Layout dataset entries:
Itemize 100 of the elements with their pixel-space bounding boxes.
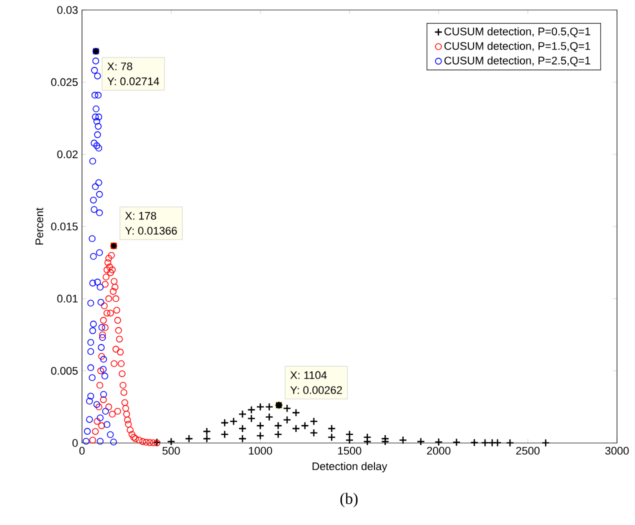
point — [95, 179, 102, 186]
point — [115, 327, 122, 334]
point — [150, 439, 157, 446]
point — [107, 269, 114, 276]
point — [282, 404, 292, 412]
point — [452, 438, 461, 446]
point — [106, 264, 114, 270]
point — [110, 438, 117, 446]
point — [102, 274, 110, 280]
point — [108, 252, 115, 259]
point — [114, 408, 122, 415]
point — [105, 254, 112, 262]
x-tick-label: 1500 — [338, 446, 362, 455]
point — [106, 431, 114, 438]
x-tick-label: 2500 — [516, 446, 540, 455]
point — [110, 360, 118, 367]
point — [89, 327, 96, 334]
point — [488, 438, 496, 447]
point — [102, 408, 109, 415]
point — [167, 437, 176, 446]
point — [274, 422, 282, 430]
point — [92, 114, 99, 120]
y-tick-label: 0.03 — [57, 6, 78, 14]
point — [122, 404, 130, 412]
point — [96, 209, 103, 216]
point — [118, 370, 126, 378]
point — [98, 298, 104, 306]
legend-label: CUSUM detection, P=0.5,Q=1 — [444, 27, 590, 38]
point — [256, 422, 264, 430]
point — [112, 295, 120, 302]
point — [328, 433, 336, 442]
point — [95, 114, 102, 120]
point — [120, 382, 126, 389]
point — [86, 416, 93, 423]
y-tick-label: 0.015 — [51, 222, 78, 230]
annotation: Y: 0.02714 — [107, 77, 160, 86]
point — [310, 417, 318, 426]
point — [96, 249, 103, 256]
point — [100, 396, 107, 404]
point — [90, 196, 97, 204]
point — [292, 424, 300, 433]
point — [94, 278, 101, 286]
point — [90, 252, 97, 260]
point — [108, 410, 116, 418]
point — [282, 416, 292, 424]
x-tick-label: 500 — [162, 446, 180, 455]
point — [100, 366, 107, 373]
point — [470, 438, 478, 447]
point — [88, 235, 96, 242]
y-tick-label: 0.005 — [51, 366, 78, 375]
point — [91, 66, 98, 74]
point — [123, 410, 130, 418]
point — [398, 436, 408, 444]
point — [110, 278, 118, 285]
point — [434, 438, 443, 446]
y-tick-label: 0.01 — [57, 294, 78, 303]
point — [96, 284, 104, 291]
point — [96, 404, 102, 410]
point — [202, 427, 211, 436]
point — [100, 302, 108, 310]
point — [87, 348, 94, 355]
point — [493, 438, 502, 447]
point — [98, 422, 106, 430]
point — [113, 306, 120, 314]
point — [184, 434, 194, 443]
point — [292, 408, 300, 417]
point — [104, 310, 110, 316]
point — [92, 105, 100, 112]
point — [98, 324, 106, 331]
point — [363, 437, 372, 446]
point — [124, 416, 131, 424]
point — [112, 284, 118, 291]
point — [310, 428, 318, 438]
point — [416, 437, 425, 446]
point — [87, 300, 94, 307]
point — [202, 434, 211, 443]
point — [102, 324, 109, 331]
point — [114, 316, 122, 324]
point — [92, 428, 99, 435]
point — [126, 426, 134, 434]
point — [265, 402, 274, 412]
point — [94, 72, 101, 80]
point — [90, 206, 98, 213]
y-tick-label: 0 — [72, 439, 78, 447]
x-tick-label: 0 — [79, 446, 85, 455]
point — [118, 360, 125, 367]
point — [88, 374, 96, 382]
point — [128, 430, 136, 438]
point — [108, 266, 116, 274]
y-tick-label: 0.025 — [51, 78, 78, 86]
point — [98, 344, 105, 351]
point — [542, 438, 550, 447]
point — [116, 348, 124, 356]
point — [136, 436, 142, 444]
legend-label: CUSUM detection, P=2.5,Q=1 — [444, 56, 590, 66]
point — [94, 418, 101, 425]
point — [220, 430, 229, 438]
point — [112, 346, 120, 353]
point — [102, 280, 109, 288]
point — [90, 140, 98, 146]
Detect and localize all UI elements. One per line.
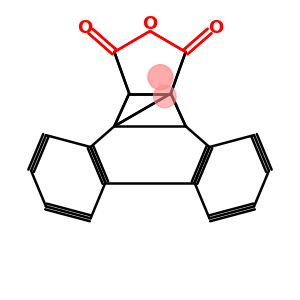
Text: O: O [208,19,223,37]
Circle shape [148,65,173,90]
Text: O: O [77,19,92,37]
Text: O: O [142,15,158,33]
Circle shape [154,85,176,108]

TASK DESCRIPTION: Please repeat all of the data above line for line, leaving out the pictures.

RESULT BELOW:
Itemize 100 of the elements with their pixel-space bounding boxes.
point — [95, 179, 102, 186]
point — [115, 327, 122, 334]
point — [150, 439, 157, 446]
point — [107, 269, 114, 276]
point — [282, 404, 292, 412]
point — [452, 438, 461, 446]
point — [106, 264, 114, 270]
point — [110, 438, 117, 446]
point — [102, 274, 110, 280]
point — [108, 252, 115, 259]
point — [114, 408, 122, 415]
point — [105, 254, 112, 262]
x-tick-label: 1500 — [338, 446, 362, 455]
point — [106, 431, 114, 438]
x-tick-label: 2500 — [516, 446, 540, 455]
point — [110, 360, 118, 367]
point — [89, 327, 96, 334]
point — [488, 438, 496, 447]
point — [102, 408, 109, 415]
point — [167, 437, 176, 446]
point — [274, 422, 282, 430]
point — [92, 114, 99, 120]
y-tick-label: 0.03 — [57, 6, 78, 14]
point — [122, 404, 130, 412]
point — [96, 209, 103, 216]
point — [118, 370, 126, 378]
point — [98, 298, 104, 306]
legend-label: CUSUM detection, P=0.5,Q=1 — [444, 27, 590, 38]
point — [256, 422, 264, 430]
point — [112, 295, 120, 302]
point — [328, 433, 336, 442]
point — [95, 114, 102, 120]
point — [120, 382, 126, 389]
point — [86, 416, 93, 423]
y-tick-label: 0.015 — [51, 222, 78, 230]
annotation: Y: 0.02714 — [107, 77, 160, 86]
point — [310, 417, 318, 426]
point — [96, 249, 103, 256]
point — [100, 396, 107, 404]
point — [90, 196, 97, 204]
point — [292, 424, 300, 433]
point — [94, 278, 101, 286]
point — [90, 252, 97, 260]
point — [108, 410, 116, 418]
point — [282, 416, 292, 424]
x-tick-label: 500 — [162, 446, 180, 455]
point — [100, 366, 107, 373]
point — [470, 438, 478, 447]
point — [88, 235, 96, 242]
y-tick-label: 0.005 — [51, 366, 78, 375]
point — [91, 66, 98, 74]
point — [123, 410, 130, 418]
point — [398, 436, 408, 444]
point — [110, 278, 118, 285]
point — [434, 438, 443, 446]
y-tick-label: 0.01 — [57, 294, 78, 303]
point — [96, 284, 104, 291]
point — [96, 404, 102, 410]
point — [202, 427, 211, 436]
point — [100, 302, 108, 310]
point — [87, 348, 94, 355]
point — [493, 438, 502, 447]
point — [98, 422, 106, 430]
point — [113, 306, 120, 314]
point — [184, 434, 194, 443]
point — [292, 408, 300, 417]
point — [104, 310, 110, 316]
point — [92, 105, 100, 112]
point — [98, 324, 106, 331]
point — [363, 437, 372, 446]
point — [124, 416, 131, 424]
point — [112, 284, 118, 291]
point — [310, 428, 318, 438]
point — [416, 437, 425, 446]
point — [87, 300, 94, 307]
point — [202, 434, 211, 443]
point — [102, 324, 109, 331]
point — [114, 316, 122, 324]
point — [92, 428, 99, 435]
point — [126, 426, 134, 434]
point — [265, 402, 274, 412]
point — [94, 72, 101, 80]
point — [90, 206, 98, 213]
y-tick-label: 0 — [72, 439, 78, 447]
x-tick-label: 0 — [79, 446, 85, 455]
point — [118, 360, 125, 367]
point — [88, 374, 96, 382]
point — [128, 430, 136, 438]
point — [108, 266, 116, 274]
y-tick-label: 0.025 — [51, 78, 78, 86]
point — [98, 344, 105, 351]
point — [542, 438, 550, 447]
point — [116, 348, 124, 356]
point — [136, 436, 142, 444]
legend-label: CUSUM detection, P=2.5,Q=1 — [444, 56, 590, 66]
point — [94, 418, 101, 425]
point — [220, 430, 229, 438]
point — [112, 346, 120, 353]
point — [102, 280, 109, 288]
point — [90, 140, 98, 146]
Detect and localize all UI elements. One per line.
Text: O: O [208,19,223,37]
Circle shape [148,65,173,90]
Text: O: O [77,19,92,37]
Text: O: O [142,15,158,33]
Circle shape [154,85,176,108]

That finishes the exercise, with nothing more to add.